▶ TASK 1: According to the forum thread on the Autoglym Waterless Detailer, what car did SystemClenz test the product on?

▶ TEXT:

******************************

# Autoglym Waterless Detailer



## Prestige (Jul 7, 2009)

Autoglym Waterless Detailer

Waterless Detailer has been designed specifically for cleaning lightly soiled cars when access to water is restricted or banned.

Cleans and shines in one step and removes normal soiling such as grease, grime and traffic film quickly and easily. It can be used to clean and shine paintwork, glass, plastics, rubber, chrome and alloy wheels.

Waterless Detailer is VOC free and biodegradable. It provides the perfect solution to stop water waste and reduce pollution, providing an eco-friendly and convenient way to clean your vehicle

http://www.autoglym.com/enGB/includ...lt_497x768.jpg&strBranding=www.autoglym.co.uk


----------



## Guest (Mar 5, 2010)

Not even heard of this product.

Always the last to know lol


----------



## alexf (May 23, 2009)

Would be very interested to try this


----------



## Avanti (Jan 17, 2006)

Well that's 4 of us on a group buy 5 litres a piece, nice find :thumb:


----------



## Avanti (Jan 17, 2006)

matt1263 said:


> Not even heard of this product.
> 
> Always the last to know lol


the datasheet shows it as nearly 2yrs old, perhaps not available in the UK :tumbleweed:


----------



## Relaited (Jan 27, 2009)

That is a good supplier, glad to see they are in the boat ... row!


----------



## david.celica (Sep 21, 2009)

Ive never seen this in Northern Ireland either, never heard of it


----------



## Ultimate Valet (Aug 28, 2006)

This has been around for a short while and is basically SuperSheen mixed with water....


----------



## SystemClenz (Oct 31, 2008)

I really hope I don't ever have to use this product!


----------



## Dan_cup (Aug 10, 2007)

MattWSM said:


> I really hope I don't ever have to use this product!


 whys that?


----------



## SystemClenz (Oct 31, 2008)

Just had a 500ml sample dropped off to me today, Im still not sure what I'm going to try it on yet!?! 
I think it's daft that they have made it the same colour and almost the same smell as super sheen! I've wrapped black tape round it so not to get confused!
I'll post back prob tomorrow once I've tried it


----------



## SystemClenz (Oct 31, 2008)

Just the thought of rubbing dirt into the paintwork!

Ive tried it today and it actually works ok, I tested just on door panel and sprayed evenly and left to soak for a few minutes then wiped it of, the dirt did come off ok but wasnt that dirty.
After a close up inspection there doesnt seem to be any damage to the paint, i was so worried id scratch the paintwork!
Id also like to mention I went through 9 microfiber cloths, and it was a Vauxhall Astra that I tested it on.
Its left a nice clean finish with a slight glossy appearance.

Please see pic of the product and how similar it is to supersheen!


----------



## SBerlyn (Nov 9, 2008)

and Supersheen is Vinyl & Rubber care, so...

S


----------



## Guest (Jun 3, 2010)

Ultimate Valet said:


> This has been around for a short while and is basically SuperSheen mixed with water....


Spoke with the Autoglym rep today and he say's that the factory have told them that it is a totally different formula to the Super Sheen .... they went with that colour because "it went well with the product" :thumb:


----------

******************************

▶ LISTED ENTRIES:
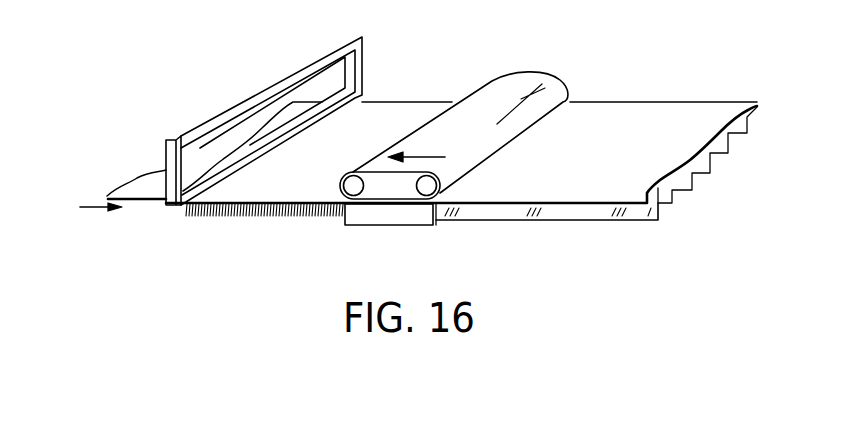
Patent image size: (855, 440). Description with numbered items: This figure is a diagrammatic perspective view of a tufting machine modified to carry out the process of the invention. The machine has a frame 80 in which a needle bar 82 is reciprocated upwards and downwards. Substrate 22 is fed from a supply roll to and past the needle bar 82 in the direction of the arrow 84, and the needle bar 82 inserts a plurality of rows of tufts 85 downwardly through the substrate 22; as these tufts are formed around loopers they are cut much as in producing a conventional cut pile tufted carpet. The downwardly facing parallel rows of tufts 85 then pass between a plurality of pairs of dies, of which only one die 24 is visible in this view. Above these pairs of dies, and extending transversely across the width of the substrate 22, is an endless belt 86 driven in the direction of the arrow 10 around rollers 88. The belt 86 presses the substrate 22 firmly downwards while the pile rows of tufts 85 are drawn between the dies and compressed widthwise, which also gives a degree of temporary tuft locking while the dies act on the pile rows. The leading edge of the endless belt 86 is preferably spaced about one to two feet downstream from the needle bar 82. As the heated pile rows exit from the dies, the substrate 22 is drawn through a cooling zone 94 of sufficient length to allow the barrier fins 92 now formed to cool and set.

The arrow 10 is at (430, 157).
The substrate 22 is at (147, 189).
The die 24 is at (366, 217).
The frame 80 is at (304, 110).
The needle bar 82 is at (303, 119).
The arrow 84 is at (86, 207).
The tufts 85 is at (226, 212).
The endless belt 86 is at (500, 91).
The rollers 88 is at (364, 186).
The barrier fins 92 is at (664, 206).
The cooling zone 94 is at (662, 247).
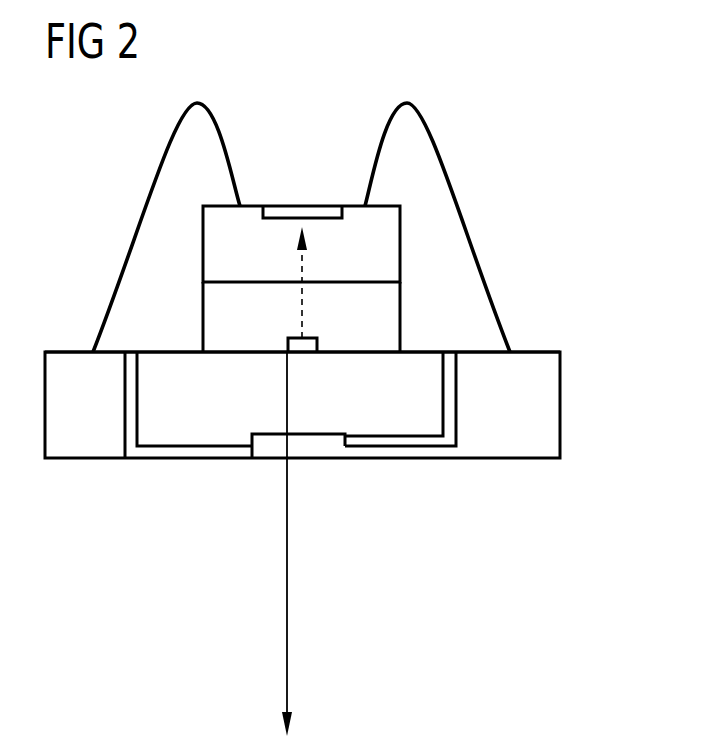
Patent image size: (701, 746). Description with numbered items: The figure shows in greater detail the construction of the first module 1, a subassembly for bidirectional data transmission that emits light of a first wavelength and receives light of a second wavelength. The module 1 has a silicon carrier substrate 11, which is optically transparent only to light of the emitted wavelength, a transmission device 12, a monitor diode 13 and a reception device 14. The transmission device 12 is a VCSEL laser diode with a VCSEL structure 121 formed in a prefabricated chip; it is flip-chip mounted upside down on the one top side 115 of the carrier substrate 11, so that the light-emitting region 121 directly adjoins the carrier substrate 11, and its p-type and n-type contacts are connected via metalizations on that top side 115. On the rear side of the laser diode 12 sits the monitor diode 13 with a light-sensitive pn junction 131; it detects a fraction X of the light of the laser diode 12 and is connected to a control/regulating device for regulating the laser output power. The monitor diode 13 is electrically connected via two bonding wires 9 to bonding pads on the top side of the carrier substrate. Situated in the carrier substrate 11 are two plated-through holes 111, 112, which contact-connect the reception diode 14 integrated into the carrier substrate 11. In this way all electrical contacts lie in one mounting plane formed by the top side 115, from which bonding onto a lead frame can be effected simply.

The module 1 is at (494, 123).
The bonding wires 9 is at (462, 197).
The carrier substrate 11 is at (547, 432).
The plated-through hole 111 is at (195, 460).
The plated-through hole 112 is at (448, 385).
The top side 115 is at (533, 350).
The transmission device 12 is at (390, 313).
The VCSEL structure 121 is at (307, 340).
The monitor diode 13 is at (390, 250).
The light-sensitive pn junction 131 is at (298, 212).
The reception device 14 is at (318, 443).
The fraction of the light X is at (302, 262).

******************************

▶ TASK 2: In the rows, rewrite the lines from the line with "Patent image size: (701, 746)." up to and including the line with "The light-sensitive pn", changing "construction" to "design" and leaving everything else unchanged. Return only those lines.

▶ REPLY 1: A Vauxhall Astra.

▶ REPLY 2:
Patent image size: (701, 746). Description with numbered items: The figure shows in greater detail the design of the first module 1, a subassembly for bidirectional data transmission that emits light of a first wavelength and receives light of a second wavelength. The module 1 has a silicon carrier substrate 11, which is optically transparent only to light of the emitted wavelength, a transmission device 12, a monitor diode 13 and a reception device 14. The transmission device 12 is a VCSEL laser diode with a VCSEL structure 121 formed in a prefabricated chip; it is flip-chip mounted upside down on the one top side 115 of the carrier substrate 11, so that the light-emitting region 121 directly adjoins the carrier substrate 11, and its p-type and n-type contacts are connected via metalizations on that top side 115. On the rear side of the laser diode 12 sits the monitor diode 13 with a light-sensitive pn junction 131; it detects a fraction X of the light of the laser diode 12 and is connected to a control/regulating device for regulating the laser output power. The monitor diode 13 is electrically connected via two bonding wires 9 to bonding pads on the top side of the carrier substrate. Situated in the carrier substrate 11 are two plated-through holes 111, 112, which contact-connect the reception diode 14 integrated into the carrier substrate 11. In this way all electrical contacts lie in one mounting plane formed by the top side 115, from which bonding onto a lead frame can be effected simply.

The module 1 is at (494, 123).
The bonding wires 9 is at (462, 197).
The carrier substrate 11 is at (547, 432).
The plated-through hole 111 is at (195, 460).
The plated-through hole 112 is at (448, 385).
The top side 115 is at (533, 350).
The transmission device 12 is at (390, 313).
The VCSEL structure 121 is at (307, 340).
The monitor diode 13 is at (390, 250).
The light-sensitive pn junction 131 is at (298, 212).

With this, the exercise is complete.